Set problem: Pull every line containing "main" from the entries.

Given information:

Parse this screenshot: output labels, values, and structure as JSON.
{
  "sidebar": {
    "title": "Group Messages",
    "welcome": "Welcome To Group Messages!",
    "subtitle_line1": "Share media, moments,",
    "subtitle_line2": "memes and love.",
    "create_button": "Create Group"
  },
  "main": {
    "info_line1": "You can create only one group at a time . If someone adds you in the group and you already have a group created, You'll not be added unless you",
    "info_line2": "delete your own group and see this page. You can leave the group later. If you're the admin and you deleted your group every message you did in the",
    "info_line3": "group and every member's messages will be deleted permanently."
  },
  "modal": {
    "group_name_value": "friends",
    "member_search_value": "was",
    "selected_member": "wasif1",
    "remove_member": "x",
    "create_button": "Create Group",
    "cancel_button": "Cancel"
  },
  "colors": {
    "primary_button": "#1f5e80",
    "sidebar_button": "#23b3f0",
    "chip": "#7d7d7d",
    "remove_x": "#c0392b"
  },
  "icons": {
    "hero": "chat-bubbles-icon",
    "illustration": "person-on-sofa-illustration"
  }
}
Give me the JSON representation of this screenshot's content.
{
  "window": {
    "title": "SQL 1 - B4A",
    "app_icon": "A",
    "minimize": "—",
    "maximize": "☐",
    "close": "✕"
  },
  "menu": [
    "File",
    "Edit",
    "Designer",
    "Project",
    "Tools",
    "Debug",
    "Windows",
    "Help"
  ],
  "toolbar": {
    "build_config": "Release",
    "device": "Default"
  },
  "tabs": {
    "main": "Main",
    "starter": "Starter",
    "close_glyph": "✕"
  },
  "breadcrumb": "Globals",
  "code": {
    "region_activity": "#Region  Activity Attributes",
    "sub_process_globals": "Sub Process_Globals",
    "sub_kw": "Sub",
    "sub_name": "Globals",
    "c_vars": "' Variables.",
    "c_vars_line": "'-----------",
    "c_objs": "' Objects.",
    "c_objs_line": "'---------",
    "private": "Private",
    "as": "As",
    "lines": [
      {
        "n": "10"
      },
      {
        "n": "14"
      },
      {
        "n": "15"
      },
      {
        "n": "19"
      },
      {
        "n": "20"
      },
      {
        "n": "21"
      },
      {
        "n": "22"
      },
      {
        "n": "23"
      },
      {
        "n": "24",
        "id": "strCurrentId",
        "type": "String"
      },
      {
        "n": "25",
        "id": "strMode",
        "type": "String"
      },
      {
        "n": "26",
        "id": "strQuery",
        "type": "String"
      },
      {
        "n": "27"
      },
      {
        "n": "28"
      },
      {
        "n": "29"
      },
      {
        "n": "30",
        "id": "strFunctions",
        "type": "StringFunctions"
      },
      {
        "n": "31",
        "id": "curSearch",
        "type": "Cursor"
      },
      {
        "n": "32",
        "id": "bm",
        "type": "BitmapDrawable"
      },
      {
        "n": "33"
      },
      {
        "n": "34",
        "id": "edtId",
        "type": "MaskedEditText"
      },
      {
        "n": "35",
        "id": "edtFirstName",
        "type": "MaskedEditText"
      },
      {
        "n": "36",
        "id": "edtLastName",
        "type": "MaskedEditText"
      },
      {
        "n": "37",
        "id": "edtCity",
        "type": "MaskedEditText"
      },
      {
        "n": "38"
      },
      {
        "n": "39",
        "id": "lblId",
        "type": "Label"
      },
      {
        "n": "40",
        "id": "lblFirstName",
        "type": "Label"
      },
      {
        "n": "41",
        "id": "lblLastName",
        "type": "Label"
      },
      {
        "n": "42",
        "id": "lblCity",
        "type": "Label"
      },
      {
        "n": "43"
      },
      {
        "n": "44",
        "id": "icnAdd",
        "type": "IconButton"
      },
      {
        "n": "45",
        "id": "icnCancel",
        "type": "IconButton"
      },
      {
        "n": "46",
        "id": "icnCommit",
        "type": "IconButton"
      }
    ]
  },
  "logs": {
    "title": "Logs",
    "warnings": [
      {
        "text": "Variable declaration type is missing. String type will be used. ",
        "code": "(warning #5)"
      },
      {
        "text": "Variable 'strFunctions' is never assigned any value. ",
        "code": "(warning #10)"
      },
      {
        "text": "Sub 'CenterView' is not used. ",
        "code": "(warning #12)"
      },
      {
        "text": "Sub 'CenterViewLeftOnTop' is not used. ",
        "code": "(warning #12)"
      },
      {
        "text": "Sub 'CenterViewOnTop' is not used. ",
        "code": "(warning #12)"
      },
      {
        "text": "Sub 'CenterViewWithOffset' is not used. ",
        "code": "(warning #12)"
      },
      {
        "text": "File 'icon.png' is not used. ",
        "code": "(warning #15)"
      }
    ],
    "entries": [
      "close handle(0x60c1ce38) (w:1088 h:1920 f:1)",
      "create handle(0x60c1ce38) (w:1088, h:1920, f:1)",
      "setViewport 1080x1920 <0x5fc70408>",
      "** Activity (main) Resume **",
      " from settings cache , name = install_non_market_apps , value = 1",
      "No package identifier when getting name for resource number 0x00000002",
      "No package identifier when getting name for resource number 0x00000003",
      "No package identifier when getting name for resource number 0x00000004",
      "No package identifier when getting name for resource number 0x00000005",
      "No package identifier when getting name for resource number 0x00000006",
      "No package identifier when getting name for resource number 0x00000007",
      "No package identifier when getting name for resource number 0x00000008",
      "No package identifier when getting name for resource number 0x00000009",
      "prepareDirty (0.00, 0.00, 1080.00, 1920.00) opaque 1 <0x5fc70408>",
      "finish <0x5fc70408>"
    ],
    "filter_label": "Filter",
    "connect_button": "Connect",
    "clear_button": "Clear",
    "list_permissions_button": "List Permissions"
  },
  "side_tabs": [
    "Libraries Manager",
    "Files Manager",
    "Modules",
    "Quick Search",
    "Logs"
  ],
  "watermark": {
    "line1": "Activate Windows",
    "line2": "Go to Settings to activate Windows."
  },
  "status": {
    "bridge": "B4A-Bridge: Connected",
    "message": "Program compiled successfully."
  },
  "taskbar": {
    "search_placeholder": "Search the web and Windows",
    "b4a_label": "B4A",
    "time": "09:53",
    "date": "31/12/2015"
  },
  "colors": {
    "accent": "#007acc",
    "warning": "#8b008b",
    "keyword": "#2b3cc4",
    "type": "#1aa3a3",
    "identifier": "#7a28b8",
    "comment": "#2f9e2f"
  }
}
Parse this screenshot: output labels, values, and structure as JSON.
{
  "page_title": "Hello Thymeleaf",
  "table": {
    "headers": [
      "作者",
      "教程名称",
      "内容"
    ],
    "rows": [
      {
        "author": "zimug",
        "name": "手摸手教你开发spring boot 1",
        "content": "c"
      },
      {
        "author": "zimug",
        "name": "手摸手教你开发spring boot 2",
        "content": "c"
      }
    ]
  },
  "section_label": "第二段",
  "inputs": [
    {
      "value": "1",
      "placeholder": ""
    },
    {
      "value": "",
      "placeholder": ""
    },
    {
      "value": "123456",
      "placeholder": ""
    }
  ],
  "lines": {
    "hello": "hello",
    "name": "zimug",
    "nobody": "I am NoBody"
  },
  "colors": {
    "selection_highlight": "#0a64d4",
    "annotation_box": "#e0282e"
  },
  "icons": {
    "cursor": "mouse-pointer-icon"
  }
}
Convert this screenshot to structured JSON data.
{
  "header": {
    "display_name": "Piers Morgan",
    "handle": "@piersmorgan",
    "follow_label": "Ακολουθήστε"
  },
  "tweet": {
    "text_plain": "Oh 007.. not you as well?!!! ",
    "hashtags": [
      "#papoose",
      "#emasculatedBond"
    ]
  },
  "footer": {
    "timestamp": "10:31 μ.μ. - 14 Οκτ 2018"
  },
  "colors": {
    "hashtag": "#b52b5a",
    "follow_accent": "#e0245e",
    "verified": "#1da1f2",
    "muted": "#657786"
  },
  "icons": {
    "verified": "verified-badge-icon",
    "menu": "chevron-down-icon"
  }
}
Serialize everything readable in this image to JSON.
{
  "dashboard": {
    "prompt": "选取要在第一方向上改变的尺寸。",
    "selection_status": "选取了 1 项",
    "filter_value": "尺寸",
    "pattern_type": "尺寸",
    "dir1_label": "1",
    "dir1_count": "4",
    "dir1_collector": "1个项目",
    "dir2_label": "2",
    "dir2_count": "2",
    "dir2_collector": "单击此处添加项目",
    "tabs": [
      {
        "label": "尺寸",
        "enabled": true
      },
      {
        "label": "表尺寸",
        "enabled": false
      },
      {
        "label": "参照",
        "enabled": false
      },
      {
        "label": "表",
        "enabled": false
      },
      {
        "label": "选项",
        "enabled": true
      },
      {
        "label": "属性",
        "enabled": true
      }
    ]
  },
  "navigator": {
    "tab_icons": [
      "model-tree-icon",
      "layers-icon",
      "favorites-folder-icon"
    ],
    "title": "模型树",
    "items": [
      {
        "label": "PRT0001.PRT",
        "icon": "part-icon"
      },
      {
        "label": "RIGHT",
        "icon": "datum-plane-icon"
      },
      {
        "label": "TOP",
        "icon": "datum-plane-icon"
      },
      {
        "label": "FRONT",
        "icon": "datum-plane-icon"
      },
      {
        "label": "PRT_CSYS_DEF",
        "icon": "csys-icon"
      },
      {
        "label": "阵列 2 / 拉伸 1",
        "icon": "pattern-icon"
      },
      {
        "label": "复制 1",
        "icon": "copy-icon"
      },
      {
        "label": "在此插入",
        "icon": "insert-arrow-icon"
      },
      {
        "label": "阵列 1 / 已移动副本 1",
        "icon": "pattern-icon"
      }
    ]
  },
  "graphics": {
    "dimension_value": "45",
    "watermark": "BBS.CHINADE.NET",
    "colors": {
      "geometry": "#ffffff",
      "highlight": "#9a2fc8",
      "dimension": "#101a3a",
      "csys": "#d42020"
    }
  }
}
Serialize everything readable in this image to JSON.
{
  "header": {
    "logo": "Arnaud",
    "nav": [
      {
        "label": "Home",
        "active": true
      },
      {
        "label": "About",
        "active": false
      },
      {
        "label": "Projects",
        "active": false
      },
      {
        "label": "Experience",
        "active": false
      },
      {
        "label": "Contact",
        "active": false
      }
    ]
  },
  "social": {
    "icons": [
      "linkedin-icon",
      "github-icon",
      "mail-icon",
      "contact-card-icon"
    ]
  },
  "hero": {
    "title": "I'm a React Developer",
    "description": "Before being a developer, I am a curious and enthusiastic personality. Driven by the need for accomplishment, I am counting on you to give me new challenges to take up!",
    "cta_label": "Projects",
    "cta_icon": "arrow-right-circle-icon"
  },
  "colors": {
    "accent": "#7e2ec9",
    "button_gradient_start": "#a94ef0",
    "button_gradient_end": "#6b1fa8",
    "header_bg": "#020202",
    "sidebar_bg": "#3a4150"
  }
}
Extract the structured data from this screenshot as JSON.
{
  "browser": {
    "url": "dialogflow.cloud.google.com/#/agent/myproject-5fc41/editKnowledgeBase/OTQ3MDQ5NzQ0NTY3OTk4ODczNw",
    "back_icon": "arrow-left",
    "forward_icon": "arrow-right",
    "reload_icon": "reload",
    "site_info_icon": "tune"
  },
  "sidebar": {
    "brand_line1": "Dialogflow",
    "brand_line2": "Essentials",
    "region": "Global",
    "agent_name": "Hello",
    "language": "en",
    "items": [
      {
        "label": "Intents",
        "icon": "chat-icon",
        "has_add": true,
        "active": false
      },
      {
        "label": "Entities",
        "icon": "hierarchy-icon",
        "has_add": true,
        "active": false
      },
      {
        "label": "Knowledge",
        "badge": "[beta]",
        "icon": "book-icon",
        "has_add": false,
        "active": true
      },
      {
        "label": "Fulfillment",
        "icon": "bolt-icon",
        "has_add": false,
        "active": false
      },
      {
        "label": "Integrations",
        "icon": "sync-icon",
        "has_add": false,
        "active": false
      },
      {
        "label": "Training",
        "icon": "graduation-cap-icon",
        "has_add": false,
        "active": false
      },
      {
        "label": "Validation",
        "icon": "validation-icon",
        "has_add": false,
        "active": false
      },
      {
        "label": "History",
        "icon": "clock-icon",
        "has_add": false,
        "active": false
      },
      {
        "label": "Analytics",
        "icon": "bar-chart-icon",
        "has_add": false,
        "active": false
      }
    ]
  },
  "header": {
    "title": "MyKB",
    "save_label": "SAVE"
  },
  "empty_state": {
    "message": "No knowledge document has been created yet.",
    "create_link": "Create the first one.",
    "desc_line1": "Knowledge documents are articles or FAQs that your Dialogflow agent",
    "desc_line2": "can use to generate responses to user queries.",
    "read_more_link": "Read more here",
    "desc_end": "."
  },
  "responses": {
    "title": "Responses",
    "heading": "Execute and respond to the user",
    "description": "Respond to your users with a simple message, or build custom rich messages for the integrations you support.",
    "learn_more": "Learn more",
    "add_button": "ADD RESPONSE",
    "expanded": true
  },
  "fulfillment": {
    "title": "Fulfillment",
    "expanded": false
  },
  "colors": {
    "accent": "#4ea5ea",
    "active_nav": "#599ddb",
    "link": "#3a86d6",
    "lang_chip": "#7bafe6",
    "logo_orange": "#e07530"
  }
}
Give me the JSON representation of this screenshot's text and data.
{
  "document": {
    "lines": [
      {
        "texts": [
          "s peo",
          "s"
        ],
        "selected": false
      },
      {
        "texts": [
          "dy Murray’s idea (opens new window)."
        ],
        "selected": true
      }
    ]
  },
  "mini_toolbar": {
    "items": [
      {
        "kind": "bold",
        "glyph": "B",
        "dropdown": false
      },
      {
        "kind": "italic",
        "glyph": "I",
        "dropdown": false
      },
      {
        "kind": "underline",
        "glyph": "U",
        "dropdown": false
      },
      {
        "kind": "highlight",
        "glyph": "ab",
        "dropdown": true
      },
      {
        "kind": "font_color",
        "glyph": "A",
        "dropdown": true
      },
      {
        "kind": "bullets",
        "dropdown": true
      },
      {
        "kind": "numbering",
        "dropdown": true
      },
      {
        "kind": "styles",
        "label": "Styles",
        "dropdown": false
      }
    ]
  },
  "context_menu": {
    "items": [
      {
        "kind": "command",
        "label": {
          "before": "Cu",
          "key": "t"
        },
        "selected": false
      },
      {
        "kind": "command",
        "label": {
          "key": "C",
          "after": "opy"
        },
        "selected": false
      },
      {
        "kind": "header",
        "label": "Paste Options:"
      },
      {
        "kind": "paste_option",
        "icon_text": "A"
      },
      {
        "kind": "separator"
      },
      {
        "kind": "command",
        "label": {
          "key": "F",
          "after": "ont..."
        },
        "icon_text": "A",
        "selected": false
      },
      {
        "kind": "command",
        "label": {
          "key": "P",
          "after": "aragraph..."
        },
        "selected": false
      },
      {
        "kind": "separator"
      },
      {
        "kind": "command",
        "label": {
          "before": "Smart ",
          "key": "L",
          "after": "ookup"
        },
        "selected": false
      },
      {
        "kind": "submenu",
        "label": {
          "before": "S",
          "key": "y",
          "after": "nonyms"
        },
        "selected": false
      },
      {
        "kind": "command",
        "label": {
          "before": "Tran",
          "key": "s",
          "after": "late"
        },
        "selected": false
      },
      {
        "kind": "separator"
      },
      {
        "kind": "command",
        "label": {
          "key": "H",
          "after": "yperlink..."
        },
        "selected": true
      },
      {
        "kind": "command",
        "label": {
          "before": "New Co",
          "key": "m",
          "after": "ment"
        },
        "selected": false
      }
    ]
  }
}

Correct result:
  "main": {
    "main": "Main",
      "** Activity (main) Resume **",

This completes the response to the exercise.